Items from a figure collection
━━━━━━━━━━━━━━━━

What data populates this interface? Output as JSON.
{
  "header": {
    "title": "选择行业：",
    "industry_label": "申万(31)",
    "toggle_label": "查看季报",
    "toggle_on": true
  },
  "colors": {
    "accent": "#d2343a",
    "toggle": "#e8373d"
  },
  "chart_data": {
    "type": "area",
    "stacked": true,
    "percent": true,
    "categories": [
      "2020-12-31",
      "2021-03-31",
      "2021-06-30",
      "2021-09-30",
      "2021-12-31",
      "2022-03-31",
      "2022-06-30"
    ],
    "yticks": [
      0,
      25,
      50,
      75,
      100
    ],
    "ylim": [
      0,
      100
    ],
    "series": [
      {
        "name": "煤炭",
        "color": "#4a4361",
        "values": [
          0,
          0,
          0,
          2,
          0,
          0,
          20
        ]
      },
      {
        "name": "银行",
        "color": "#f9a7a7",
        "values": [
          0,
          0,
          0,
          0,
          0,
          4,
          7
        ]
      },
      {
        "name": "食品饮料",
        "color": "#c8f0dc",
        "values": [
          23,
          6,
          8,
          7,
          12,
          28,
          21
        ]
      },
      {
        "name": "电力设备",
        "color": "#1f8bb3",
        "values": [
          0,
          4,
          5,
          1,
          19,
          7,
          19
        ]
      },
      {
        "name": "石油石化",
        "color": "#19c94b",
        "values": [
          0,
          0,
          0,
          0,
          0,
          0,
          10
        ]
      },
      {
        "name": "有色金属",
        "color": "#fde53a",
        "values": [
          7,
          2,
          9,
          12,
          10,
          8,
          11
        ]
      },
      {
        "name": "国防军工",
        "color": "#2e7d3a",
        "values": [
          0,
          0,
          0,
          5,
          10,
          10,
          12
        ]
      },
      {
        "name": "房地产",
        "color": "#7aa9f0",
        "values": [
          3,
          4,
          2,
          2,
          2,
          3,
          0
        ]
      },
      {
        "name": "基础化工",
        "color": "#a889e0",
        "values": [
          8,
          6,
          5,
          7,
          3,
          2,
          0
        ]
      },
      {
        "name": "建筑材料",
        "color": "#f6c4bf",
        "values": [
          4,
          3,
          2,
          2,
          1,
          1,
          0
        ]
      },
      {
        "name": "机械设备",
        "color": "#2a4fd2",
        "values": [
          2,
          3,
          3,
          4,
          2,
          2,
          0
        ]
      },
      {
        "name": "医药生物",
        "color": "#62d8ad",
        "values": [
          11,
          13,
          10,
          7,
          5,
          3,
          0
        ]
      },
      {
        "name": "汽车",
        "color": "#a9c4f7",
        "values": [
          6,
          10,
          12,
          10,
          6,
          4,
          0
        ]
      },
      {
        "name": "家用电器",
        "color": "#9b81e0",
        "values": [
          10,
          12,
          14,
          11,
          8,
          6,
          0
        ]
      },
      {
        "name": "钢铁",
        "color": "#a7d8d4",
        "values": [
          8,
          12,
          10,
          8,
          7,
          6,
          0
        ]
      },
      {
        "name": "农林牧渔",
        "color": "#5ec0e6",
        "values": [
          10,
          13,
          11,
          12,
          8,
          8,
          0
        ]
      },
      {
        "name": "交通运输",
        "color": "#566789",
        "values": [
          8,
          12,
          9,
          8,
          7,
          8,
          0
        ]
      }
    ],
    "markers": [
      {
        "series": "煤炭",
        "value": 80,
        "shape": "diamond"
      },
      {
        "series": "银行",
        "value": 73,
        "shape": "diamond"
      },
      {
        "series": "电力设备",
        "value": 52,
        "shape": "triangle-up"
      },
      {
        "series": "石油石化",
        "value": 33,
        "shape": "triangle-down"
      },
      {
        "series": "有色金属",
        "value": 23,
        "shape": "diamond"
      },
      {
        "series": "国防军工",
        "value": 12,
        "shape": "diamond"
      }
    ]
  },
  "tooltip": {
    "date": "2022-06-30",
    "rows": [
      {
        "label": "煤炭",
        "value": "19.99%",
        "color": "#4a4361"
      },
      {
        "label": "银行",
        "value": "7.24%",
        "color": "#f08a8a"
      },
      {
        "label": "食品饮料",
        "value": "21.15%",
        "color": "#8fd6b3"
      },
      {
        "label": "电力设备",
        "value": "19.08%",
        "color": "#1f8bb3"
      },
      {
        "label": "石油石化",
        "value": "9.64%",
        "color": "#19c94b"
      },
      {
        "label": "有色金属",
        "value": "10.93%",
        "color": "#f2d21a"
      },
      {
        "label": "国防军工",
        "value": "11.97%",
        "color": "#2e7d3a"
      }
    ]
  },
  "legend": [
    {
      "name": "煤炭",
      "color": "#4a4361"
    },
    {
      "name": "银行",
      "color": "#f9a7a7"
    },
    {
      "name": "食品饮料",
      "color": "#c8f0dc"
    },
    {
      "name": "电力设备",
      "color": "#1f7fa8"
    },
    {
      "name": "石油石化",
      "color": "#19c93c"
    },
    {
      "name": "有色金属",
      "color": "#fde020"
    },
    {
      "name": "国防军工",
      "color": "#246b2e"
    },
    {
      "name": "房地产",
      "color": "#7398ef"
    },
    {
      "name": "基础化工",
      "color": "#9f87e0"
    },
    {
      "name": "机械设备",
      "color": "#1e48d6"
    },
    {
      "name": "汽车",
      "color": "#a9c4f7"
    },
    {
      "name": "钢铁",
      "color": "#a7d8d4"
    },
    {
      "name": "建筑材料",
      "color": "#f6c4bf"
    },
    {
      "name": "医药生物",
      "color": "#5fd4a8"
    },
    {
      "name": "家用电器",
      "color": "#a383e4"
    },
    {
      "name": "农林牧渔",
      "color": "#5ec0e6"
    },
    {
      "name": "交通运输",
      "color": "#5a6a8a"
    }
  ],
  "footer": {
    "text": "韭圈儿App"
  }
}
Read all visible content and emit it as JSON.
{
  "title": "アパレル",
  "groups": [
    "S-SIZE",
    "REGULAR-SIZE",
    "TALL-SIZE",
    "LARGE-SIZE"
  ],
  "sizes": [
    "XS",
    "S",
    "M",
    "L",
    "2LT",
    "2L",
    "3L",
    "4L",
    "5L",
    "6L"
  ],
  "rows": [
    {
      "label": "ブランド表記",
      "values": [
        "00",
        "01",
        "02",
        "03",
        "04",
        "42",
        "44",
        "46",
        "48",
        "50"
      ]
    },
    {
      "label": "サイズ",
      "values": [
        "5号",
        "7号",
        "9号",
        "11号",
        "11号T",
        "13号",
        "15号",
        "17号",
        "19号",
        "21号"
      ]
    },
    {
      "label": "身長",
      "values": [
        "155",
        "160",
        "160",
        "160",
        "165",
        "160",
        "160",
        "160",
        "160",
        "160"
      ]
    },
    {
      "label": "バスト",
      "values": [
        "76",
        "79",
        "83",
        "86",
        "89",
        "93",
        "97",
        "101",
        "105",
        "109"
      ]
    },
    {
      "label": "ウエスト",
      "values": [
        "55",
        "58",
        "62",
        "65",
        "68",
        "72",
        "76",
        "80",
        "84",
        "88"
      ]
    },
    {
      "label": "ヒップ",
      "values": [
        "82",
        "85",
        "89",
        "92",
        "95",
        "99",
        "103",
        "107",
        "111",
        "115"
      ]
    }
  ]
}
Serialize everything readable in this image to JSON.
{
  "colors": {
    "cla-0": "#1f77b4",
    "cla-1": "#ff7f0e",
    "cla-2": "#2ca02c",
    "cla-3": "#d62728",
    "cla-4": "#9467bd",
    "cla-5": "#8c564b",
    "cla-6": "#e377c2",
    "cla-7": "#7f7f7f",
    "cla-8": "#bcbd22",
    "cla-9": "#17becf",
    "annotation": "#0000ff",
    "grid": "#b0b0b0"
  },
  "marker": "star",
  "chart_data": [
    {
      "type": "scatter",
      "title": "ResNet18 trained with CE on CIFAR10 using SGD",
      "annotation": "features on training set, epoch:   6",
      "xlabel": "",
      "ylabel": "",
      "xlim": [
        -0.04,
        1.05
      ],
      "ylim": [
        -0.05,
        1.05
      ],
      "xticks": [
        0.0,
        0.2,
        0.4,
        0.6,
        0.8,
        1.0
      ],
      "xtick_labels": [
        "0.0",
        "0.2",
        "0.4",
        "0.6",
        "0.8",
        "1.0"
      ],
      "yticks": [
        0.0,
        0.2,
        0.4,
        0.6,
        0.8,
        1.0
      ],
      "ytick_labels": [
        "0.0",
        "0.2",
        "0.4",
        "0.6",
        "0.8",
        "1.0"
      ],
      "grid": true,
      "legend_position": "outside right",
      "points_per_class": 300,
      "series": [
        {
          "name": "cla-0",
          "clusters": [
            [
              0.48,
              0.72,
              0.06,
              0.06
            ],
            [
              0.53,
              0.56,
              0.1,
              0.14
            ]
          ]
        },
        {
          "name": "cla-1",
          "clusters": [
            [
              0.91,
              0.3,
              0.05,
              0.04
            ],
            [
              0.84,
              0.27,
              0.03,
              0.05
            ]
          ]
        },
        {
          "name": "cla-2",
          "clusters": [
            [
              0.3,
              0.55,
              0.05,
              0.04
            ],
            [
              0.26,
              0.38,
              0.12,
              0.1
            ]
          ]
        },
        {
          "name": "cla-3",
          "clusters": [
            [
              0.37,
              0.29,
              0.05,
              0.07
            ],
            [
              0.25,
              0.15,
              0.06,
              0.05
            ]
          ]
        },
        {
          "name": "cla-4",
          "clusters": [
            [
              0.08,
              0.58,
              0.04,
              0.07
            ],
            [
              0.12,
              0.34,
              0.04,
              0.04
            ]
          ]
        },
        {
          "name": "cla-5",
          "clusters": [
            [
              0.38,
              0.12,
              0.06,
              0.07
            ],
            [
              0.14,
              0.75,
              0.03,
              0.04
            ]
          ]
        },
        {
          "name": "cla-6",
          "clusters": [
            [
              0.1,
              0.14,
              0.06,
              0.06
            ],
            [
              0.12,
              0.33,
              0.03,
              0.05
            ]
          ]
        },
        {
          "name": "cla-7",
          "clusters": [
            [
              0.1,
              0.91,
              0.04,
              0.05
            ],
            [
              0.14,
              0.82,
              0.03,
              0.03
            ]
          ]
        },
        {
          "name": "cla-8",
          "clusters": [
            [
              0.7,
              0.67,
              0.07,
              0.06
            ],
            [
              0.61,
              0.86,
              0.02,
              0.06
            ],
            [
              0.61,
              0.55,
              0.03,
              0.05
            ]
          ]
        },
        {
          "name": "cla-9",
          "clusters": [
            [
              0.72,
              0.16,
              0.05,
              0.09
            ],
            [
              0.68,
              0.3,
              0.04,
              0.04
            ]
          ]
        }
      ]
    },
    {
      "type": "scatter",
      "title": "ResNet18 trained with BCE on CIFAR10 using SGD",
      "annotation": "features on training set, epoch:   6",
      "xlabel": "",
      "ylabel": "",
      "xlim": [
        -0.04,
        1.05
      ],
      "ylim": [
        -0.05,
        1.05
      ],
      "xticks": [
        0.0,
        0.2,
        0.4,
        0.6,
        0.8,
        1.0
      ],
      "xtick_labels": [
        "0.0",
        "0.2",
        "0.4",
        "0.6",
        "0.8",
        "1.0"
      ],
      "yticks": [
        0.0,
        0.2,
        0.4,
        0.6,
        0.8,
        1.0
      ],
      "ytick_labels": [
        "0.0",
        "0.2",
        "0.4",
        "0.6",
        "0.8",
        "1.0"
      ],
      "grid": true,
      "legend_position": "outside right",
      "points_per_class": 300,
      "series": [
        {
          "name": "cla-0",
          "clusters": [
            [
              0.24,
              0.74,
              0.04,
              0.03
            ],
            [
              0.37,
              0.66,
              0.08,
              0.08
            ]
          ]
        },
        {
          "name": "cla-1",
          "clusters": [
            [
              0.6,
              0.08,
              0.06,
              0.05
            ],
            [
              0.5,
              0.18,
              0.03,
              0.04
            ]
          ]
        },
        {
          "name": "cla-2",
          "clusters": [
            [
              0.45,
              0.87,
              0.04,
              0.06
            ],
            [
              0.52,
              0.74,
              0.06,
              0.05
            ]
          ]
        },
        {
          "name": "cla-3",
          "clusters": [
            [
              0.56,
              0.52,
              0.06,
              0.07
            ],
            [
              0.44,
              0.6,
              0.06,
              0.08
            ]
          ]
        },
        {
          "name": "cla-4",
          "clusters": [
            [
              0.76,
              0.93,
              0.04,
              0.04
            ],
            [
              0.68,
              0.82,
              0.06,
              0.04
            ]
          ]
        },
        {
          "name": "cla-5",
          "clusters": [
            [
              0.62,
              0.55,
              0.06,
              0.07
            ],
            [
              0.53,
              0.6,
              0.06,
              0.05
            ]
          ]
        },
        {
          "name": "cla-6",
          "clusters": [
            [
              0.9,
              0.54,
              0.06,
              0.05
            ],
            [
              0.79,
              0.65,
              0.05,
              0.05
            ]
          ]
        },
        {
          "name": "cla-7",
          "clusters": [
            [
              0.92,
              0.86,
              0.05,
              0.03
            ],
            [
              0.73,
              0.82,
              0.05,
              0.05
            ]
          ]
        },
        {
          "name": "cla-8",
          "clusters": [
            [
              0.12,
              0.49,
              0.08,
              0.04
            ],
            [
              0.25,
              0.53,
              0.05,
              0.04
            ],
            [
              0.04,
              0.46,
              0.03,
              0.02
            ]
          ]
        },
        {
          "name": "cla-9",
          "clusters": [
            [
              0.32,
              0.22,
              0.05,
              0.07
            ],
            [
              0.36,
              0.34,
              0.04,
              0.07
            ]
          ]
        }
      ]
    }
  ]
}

━━━━━━━━━━━━━━━━

### Exercise description
Scan the material above. Extract every line in which the word "电力设备" occurs.

### Solution
        "name": "电力设备",
        "series": "电力设备",
        "label": "电力设备",
      "name": "电力设备",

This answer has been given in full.